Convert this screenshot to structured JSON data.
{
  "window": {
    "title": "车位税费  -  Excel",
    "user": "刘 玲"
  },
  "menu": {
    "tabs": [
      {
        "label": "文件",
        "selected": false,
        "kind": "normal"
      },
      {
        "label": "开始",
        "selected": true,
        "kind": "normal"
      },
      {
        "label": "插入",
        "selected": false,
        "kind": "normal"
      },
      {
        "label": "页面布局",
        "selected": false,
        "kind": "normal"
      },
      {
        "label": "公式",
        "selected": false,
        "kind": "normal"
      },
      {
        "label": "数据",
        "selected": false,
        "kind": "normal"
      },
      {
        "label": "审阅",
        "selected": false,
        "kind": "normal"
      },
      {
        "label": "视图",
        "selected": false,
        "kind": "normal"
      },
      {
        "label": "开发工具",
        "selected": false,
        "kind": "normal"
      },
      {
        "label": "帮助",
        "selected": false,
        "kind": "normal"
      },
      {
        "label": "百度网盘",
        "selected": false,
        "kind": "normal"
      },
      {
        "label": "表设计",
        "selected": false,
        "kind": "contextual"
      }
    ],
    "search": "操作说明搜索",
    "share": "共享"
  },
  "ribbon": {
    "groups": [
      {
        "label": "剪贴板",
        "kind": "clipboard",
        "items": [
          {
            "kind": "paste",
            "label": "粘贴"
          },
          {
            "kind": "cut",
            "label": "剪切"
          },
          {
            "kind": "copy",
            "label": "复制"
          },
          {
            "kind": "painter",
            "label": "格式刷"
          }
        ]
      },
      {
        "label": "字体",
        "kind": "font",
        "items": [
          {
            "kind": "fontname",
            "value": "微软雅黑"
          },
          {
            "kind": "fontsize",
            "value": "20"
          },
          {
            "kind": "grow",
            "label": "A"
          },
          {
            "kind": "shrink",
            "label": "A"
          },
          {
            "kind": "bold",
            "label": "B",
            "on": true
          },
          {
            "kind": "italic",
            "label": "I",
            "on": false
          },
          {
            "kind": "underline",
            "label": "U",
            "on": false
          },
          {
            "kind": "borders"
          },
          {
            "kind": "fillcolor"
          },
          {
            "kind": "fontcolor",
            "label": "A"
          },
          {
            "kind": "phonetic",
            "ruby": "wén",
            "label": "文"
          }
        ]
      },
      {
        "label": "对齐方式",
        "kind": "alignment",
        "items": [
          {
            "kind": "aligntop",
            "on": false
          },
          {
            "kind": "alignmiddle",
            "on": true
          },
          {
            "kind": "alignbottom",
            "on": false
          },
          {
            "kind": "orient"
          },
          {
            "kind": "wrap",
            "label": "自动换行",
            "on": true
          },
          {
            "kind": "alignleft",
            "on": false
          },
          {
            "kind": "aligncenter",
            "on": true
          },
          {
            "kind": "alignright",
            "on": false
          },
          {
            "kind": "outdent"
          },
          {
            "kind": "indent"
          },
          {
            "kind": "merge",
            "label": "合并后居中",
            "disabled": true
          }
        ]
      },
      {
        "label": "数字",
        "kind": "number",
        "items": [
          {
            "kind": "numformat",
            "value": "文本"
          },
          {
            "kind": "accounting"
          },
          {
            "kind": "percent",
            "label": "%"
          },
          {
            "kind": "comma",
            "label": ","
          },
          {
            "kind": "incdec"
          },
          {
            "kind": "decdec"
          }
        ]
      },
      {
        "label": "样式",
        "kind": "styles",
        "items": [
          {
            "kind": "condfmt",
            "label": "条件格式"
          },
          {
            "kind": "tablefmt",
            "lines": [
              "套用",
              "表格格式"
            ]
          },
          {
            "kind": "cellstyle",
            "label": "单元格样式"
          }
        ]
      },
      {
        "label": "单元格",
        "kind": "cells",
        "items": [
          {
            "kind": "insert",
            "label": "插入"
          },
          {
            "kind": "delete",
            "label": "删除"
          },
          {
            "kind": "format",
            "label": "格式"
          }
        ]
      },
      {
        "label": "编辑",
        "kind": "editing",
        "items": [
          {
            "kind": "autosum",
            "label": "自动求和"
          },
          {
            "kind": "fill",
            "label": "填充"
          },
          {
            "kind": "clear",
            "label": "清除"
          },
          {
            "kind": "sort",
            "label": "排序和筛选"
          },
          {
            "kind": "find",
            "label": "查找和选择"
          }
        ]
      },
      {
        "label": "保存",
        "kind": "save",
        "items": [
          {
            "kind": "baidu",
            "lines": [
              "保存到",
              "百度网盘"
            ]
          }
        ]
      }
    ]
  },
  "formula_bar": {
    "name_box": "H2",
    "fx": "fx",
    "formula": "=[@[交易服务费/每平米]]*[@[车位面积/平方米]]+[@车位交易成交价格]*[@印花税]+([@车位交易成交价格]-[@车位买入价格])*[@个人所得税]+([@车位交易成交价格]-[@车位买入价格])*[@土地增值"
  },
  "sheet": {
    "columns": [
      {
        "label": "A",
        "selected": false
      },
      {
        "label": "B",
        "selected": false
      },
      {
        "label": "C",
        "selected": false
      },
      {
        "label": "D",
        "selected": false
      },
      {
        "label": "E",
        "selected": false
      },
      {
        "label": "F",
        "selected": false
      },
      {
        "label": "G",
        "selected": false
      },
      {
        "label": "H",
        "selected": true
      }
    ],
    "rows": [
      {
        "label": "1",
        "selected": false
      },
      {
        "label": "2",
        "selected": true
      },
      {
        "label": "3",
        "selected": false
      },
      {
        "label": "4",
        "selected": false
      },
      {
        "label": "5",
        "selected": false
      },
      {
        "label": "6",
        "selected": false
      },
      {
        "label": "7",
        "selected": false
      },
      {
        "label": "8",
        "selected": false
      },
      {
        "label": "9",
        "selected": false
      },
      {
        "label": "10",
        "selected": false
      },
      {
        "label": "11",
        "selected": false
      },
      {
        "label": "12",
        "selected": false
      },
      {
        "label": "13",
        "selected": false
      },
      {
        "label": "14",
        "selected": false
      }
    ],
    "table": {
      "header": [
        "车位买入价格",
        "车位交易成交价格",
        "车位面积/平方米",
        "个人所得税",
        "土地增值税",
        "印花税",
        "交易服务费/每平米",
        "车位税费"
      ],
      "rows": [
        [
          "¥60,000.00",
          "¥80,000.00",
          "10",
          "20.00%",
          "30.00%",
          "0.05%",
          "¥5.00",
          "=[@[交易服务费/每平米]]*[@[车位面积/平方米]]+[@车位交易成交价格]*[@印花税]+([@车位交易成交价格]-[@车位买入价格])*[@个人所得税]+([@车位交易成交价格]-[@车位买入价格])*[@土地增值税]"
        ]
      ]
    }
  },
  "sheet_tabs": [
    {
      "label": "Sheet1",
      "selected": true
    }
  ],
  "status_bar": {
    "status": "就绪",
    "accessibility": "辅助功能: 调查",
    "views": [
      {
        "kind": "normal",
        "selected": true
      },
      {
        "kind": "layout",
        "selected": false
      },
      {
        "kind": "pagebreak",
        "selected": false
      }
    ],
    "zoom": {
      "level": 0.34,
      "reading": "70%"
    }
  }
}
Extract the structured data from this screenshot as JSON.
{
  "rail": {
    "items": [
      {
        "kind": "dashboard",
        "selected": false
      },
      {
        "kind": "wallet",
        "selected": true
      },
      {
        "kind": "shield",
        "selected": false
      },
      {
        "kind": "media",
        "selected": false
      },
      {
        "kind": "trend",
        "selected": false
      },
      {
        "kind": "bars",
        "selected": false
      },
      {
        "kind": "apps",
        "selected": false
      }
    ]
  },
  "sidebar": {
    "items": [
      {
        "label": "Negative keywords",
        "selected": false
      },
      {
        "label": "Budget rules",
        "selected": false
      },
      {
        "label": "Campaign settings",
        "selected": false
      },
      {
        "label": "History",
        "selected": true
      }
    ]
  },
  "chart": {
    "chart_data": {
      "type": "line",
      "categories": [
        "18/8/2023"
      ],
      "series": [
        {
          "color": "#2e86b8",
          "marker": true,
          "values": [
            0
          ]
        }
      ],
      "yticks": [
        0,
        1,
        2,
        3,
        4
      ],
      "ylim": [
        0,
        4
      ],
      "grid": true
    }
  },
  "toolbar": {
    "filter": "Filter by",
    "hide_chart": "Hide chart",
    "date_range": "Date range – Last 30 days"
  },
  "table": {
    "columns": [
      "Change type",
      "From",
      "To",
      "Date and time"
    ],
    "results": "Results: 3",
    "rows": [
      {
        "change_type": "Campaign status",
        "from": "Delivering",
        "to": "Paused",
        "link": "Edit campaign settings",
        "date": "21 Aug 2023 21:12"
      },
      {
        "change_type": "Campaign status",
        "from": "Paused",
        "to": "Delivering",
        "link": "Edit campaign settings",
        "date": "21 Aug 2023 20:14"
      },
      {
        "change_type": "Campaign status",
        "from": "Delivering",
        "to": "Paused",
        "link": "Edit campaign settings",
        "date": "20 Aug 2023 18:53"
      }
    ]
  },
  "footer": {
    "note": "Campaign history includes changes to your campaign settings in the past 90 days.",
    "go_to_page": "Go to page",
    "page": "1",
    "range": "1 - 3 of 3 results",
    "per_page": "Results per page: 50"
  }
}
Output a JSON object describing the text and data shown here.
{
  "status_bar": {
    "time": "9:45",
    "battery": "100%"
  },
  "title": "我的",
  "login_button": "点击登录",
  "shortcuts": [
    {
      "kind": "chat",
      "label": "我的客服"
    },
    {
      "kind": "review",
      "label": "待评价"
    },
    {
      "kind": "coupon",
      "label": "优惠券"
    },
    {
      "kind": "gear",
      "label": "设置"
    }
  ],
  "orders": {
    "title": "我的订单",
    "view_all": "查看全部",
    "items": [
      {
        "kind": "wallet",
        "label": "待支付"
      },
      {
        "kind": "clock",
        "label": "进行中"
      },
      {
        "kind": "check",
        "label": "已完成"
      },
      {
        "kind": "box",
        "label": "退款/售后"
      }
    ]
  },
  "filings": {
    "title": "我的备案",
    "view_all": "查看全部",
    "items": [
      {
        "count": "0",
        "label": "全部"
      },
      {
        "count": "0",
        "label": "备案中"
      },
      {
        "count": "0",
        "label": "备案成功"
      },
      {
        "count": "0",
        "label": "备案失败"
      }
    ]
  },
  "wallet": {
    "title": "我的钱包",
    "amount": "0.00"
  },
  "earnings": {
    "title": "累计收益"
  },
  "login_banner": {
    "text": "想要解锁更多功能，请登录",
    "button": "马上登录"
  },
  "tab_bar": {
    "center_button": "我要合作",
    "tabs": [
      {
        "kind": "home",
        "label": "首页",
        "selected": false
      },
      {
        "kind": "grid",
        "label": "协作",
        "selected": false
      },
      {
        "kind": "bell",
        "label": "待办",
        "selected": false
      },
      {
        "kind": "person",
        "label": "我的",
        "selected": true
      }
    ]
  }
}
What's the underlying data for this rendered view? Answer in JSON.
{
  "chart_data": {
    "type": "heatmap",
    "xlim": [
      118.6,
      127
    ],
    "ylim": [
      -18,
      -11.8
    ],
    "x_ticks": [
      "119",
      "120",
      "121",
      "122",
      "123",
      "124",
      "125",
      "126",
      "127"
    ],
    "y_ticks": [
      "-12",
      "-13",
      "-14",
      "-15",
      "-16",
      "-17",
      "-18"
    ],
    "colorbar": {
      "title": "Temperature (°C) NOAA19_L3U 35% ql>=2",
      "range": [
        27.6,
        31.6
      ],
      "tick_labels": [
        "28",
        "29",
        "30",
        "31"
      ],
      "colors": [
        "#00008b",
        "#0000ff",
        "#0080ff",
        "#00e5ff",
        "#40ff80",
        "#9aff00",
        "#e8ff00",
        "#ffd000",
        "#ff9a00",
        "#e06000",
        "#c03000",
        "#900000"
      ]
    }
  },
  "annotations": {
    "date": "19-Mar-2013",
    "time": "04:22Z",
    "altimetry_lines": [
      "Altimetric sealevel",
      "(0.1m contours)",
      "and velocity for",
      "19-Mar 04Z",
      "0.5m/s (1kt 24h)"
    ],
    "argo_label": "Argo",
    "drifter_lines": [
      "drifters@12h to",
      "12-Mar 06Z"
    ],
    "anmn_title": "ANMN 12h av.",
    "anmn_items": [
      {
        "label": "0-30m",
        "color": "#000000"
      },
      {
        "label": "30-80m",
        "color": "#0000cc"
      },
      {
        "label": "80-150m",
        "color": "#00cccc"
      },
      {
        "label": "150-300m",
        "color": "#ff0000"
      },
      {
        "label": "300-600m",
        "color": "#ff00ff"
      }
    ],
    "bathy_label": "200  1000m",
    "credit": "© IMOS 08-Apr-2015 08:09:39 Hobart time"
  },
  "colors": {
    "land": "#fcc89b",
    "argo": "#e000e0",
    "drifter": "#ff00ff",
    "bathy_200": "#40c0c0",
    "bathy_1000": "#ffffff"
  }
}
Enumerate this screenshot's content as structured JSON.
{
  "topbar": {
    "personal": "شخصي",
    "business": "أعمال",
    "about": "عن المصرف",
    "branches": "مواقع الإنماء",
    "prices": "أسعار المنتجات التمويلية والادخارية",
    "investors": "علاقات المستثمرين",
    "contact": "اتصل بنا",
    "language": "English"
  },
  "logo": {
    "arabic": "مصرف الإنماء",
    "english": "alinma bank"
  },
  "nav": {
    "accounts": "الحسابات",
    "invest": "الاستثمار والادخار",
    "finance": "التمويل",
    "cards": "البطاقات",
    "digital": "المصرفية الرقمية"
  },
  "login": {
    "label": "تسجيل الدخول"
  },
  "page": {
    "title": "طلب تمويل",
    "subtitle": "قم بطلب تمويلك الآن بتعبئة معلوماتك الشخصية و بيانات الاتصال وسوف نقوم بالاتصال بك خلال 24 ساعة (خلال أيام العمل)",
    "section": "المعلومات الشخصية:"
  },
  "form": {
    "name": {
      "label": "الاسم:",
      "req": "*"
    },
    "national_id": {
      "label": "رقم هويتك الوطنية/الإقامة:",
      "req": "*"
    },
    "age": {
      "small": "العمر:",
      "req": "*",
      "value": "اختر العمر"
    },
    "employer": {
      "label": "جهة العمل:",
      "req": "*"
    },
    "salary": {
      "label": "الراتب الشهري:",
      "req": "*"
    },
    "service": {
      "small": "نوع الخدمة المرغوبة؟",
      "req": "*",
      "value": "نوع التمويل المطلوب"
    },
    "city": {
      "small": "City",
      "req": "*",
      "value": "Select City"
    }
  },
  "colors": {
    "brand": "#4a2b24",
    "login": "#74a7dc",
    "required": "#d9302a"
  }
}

DIRECTIONS:
Pick out the lines above containing the word "this", then copy them.

FULL RESPONSE:
Convert this screenshot to structured JSON data.
Extract the structured data from this screenshot as JSON.
What's the underlying data for this rendered view? Answer in JSON.
Enumerate this screenshot's content as structured JSON.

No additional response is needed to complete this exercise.